• Written problem:
List the lines of this listing that hold the word "deserve".
________________________
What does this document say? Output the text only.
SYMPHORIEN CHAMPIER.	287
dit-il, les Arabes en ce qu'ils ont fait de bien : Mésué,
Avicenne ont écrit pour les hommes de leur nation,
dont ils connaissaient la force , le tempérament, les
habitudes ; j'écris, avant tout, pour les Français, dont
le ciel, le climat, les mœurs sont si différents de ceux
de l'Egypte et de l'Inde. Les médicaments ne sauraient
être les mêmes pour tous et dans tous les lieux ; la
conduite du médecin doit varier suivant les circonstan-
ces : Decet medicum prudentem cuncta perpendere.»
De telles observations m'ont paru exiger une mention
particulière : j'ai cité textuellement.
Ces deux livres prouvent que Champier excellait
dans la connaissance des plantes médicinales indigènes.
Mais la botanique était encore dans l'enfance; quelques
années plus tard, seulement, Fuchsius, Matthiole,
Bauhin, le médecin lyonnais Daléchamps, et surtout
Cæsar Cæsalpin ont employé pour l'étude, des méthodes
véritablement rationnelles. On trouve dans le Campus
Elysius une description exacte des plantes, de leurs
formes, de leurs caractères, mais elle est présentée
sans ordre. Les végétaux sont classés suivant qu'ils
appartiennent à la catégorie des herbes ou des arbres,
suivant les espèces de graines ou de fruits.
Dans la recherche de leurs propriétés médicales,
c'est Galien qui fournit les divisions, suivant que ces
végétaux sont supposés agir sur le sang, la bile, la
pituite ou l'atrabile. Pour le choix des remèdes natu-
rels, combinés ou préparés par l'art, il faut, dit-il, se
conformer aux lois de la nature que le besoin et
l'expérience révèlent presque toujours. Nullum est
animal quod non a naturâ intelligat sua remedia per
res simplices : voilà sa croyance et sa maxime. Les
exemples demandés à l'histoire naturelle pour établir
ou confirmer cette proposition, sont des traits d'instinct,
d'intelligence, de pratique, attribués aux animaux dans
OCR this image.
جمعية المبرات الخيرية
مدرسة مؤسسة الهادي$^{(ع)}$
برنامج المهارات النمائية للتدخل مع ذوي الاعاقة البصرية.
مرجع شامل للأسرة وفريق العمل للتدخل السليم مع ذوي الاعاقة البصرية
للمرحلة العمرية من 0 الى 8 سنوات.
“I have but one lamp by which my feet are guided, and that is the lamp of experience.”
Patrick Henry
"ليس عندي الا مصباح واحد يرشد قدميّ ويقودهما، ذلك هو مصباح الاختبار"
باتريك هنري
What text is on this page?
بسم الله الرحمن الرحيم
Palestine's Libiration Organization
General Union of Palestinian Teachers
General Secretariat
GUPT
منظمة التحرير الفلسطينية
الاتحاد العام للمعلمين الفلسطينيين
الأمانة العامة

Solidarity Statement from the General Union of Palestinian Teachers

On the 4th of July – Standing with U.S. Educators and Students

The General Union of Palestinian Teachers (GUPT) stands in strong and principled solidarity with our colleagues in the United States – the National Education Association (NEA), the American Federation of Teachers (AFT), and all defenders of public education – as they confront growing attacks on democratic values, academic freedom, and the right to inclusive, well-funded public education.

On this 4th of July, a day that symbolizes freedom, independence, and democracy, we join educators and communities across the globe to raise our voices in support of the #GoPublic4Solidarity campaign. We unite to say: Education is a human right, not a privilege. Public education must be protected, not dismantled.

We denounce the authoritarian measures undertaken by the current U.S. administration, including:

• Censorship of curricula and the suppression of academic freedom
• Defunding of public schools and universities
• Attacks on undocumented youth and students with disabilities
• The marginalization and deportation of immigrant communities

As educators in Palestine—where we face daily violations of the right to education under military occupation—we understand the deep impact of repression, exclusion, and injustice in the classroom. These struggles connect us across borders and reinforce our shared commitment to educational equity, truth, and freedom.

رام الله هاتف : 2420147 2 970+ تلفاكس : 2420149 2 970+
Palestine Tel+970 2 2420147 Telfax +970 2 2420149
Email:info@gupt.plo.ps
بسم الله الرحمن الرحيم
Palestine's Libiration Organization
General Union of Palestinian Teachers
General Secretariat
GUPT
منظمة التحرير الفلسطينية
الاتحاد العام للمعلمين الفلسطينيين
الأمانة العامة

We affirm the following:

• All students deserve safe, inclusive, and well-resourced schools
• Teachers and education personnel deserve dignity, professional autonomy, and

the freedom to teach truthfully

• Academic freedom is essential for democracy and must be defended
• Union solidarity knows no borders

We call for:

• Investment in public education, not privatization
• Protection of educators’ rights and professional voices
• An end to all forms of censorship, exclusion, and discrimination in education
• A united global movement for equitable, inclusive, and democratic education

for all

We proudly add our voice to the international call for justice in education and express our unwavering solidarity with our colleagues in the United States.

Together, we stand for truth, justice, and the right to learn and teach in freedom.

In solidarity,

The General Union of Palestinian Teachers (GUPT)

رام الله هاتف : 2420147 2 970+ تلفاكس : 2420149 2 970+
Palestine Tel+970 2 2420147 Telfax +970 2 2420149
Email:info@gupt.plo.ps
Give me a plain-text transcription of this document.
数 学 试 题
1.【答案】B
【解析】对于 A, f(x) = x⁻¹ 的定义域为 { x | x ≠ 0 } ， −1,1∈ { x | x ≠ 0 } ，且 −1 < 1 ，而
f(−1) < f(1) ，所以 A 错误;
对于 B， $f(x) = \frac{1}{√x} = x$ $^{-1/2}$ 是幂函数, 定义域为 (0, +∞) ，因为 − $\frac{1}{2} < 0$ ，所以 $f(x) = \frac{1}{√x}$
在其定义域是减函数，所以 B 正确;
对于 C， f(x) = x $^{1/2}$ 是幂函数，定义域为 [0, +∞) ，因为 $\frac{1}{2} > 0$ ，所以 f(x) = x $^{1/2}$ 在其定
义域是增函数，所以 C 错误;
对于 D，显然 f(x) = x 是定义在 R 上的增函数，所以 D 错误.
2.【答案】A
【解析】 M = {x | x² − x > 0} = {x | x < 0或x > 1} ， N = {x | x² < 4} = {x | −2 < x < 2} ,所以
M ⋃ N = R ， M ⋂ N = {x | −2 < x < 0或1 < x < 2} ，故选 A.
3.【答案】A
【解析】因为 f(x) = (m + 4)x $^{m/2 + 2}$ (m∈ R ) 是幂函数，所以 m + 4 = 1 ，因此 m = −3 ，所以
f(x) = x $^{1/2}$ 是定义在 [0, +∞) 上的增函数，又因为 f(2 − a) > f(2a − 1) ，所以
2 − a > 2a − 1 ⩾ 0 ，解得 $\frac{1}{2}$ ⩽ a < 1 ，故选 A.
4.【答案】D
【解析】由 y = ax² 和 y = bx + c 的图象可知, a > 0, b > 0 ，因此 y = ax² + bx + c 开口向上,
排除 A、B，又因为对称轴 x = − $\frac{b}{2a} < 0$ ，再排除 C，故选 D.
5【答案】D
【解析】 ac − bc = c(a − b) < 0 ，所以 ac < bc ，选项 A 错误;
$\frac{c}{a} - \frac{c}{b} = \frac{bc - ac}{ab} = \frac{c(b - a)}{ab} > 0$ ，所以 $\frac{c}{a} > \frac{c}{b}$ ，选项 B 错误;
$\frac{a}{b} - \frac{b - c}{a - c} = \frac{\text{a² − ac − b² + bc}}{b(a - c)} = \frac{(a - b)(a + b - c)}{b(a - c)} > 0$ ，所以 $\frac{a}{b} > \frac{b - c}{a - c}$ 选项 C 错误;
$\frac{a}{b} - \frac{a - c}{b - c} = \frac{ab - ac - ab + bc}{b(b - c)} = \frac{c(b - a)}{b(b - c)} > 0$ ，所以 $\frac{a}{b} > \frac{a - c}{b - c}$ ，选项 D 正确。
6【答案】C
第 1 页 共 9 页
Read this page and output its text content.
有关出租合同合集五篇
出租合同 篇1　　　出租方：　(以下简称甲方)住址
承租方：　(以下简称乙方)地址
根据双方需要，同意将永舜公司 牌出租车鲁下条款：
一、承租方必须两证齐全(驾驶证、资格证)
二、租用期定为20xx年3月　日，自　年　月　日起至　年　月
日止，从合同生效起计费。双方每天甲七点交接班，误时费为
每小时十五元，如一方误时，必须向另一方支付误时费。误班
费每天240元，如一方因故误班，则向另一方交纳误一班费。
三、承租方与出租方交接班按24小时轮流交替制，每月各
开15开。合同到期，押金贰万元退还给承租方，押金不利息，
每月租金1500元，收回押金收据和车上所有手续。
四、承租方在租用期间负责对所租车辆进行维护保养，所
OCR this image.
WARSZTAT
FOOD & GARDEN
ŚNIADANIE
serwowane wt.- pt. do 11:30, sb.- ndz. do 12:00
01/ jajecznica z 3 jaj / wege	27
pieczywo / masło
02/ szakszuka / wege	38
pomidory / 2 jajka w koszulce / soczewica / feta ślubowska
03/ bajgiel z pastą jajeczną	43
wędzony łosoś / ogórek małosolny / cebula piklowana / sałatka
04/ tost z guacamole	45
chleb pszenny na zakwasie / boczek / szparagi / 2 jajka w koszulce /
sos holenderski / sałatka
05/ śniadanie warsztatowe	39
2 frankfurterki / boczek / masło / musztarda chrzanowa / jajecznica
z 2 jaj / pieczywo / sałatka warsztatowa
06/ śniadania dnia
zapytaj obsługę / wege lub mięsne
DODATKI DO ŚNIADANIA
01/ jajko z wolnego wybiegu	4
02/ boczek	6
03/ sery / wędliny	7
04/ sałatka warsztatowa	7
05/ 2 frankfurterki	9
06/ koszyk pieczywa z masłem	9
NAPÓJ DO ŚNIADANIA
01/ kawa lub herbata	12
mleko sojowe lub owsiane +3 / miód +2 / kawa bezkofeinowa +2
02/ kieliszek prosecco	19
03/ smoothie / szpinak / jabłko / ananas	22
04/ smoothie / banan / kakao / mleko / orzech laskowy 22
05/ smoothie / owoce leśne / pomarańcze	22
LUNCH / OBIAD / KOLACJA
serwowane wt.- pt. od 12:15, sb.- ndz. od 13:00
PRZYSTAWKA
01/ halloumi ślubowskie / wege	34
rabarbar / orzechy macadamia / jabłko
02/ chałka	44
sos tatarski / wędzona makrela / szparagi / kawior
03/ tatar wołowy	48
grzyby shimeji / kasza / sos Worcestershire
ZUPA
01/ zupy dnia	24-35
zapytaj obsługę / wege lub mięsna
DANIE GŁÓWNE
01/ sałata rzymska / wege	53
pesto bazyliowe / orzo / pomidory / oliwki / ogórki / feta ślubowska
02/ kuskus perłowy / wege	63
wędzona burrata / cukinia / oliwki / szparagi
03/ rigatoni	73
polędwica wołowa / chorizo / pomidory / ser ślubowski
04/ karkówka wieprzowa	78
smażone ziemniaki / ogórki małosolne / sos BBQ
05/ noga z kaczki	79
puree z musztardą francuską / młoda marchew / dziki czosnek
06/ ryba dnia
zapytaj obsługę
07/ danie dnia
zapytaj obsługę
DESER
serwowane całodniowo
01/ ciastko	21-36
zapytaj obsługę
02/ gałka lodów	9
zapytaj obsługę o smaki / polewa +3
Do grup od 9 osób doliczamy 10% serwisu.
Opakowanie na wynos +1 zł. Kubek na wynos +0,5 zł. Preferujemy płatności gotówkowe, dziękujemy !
________________________
• Response:
• All students deserve safe, inclusive, and well-resourced schools
• Teachers and education personnel deserve dignity, professional autonomy, and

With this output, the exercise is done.